» **Record list**:
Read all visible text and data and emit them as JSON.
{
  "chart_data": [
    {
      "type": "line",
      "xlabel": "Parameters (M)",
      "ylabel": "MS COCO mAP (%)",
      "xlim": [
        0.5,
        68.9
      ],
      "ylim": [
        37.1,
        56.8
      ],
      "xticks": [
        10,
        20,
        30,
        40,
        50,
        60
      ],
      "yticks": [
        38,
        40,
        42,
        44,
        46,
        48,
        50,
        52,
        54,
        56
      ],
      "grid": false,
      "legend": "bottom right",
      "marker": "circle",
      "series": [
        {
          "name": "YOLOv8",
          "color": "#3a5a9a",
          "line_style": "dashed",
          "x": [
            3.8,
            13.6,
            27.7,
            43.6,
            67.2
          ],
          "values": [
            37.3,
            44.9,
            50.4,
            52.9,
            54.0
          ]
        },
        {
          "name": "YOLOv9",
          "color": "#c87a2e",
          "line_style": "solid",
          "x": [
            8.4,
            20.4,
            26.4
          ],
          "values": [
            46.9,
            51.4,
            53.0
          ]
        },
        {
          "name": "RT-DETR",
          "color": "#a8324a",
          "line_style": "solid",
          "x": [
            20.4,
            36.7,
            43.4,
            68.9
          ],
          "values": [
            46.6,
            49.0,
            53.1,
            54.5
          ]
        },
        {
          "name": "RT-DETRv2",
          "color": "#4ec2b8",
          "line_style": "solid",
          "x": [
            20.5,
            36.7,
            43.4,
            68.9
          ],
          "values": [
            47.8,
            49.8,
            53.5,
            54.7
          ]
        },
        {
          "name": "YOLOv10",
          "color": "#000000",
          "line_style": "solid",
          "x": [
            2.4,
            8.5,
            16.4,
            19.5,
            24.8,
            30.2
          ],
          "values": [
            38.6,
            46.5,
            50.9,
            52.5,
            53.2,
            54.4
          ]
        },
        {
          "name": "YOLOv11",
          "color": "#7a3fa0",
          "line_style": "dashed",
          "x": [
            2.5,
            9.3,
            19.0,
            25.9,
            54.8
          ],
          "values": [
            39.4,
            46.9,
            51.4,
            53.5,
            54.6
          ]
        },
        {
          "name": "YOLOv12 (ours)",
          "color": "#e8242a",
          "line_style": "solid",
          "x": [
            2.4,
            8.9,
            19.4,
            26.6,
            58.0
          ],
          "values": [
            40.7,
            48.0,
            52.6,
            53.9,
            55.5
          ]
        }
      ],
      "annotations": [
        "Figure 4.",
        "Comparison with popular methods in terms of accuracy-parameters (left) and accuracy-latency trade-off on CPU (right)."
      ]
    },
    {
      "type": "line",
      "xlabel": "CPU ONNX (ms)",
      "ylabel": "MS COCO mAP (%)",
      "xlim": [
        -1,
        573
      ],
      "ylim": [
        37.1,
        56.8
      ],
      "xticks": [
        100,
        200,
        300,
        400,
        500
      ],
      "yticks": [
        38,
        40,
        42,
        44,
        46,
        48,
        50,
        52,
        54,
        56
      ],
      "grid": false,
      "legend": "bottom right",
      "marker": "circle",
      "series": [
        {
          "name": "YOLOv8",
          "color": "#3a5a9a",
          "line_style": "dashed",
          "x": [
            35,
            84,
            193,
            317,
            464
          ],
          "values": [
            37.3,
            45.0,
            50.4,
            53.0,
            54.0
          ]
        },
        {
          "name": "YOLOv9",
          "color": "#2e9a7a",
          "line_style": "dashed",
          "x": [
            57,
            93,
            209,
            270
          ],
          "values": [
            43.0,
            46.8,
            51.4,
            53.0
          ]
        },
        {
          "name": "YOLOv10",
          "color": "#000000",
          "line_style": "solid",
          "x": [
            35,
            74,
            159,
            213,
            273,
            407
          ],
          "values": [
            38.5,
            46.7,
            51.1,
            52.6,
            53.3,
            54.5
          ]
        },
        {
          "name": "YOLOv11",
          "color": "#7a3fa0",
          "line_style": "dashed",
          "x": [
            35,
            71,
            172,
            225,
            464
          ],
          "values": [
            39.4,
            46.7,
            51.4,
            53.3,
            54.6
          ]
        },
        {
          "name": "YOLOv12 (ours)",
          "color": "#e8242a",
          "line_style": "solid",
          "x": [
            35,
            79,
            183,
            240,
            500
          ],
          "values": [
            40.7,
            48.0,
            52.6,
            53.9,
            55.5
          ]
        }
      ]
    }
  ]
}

» **Written exercise**: How many of the lines above hold "xlabel"? Answer with only the number.

» **Correct output**: 2